§ Task statement:
State how many lines of the entries include the string "file", please, leaving out everything but the number.

Dataset items:
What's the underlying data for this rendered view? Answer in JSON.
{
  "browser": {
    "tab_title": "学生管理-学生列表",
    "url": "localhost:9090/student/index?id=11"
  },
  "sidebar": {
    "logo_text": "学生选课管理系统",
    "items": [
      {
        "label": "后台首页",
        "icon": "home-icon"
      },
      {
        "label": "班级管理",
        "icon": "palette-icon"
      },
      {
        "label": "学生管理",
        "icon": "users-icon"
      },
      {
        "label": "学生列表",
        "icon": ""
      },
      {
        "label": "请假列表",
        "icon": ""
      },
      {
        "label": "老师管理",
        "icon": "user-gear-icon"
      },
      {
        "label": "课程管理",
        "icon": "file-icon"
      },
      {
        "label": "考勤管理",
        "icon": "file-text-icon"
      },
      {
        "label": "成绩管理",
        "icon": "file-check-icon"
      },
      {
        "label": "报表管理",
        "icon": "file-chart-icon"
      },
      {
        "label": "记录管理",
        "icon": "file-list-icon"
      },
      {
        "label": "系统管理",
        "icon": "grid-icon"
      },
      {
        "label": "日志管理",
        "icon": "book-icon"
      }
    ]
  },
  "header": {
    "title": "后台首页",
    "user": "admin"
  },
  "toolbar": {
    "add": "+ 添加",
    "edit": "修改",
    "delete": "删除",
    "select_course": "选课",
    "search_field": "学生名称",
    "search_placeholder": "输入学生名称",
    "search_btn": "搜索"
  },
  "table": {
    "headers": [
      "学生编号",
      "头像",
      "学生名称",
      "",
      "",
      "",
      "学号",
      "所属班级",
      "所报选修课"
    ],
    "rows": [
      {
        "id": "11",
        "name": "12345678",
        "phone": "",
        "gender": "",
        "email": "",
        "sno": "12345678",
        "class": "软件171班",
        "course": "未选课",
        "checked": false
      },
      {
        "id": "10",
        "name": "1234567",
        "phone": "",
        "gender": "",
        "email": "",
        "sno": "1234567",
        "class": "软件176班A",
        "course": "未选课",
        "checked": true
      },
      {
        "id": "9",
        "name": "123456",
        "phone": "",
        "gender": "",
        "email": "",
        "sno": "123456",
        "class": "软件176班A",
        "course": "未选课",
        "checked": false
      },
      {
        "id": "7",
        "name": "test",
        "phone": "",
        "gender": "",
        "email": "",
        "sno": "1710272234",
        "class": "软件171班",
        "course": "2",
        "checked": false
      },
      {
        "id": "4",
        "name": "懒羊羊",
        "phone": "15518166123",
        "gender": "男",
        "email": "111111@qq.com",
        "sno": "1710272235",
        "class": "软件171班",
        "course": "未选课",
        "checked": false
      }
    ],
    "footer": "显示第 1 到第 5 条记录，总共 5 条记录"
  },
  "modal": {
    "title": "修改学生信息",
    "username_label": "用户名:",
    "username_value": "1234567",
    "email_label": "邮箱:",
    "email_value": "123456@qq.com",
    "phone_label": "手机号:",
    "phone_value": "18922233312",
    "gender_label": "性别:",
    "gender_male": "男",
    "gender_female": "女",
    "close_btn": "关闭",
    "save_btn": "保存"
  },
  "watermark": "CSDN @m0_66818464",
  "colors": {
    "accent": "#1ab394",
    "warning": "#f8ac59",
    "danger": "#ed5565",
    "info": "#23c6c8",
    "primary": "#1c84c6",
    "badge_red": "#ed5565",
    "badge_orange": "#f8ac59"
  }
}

§ Answer to the task:
5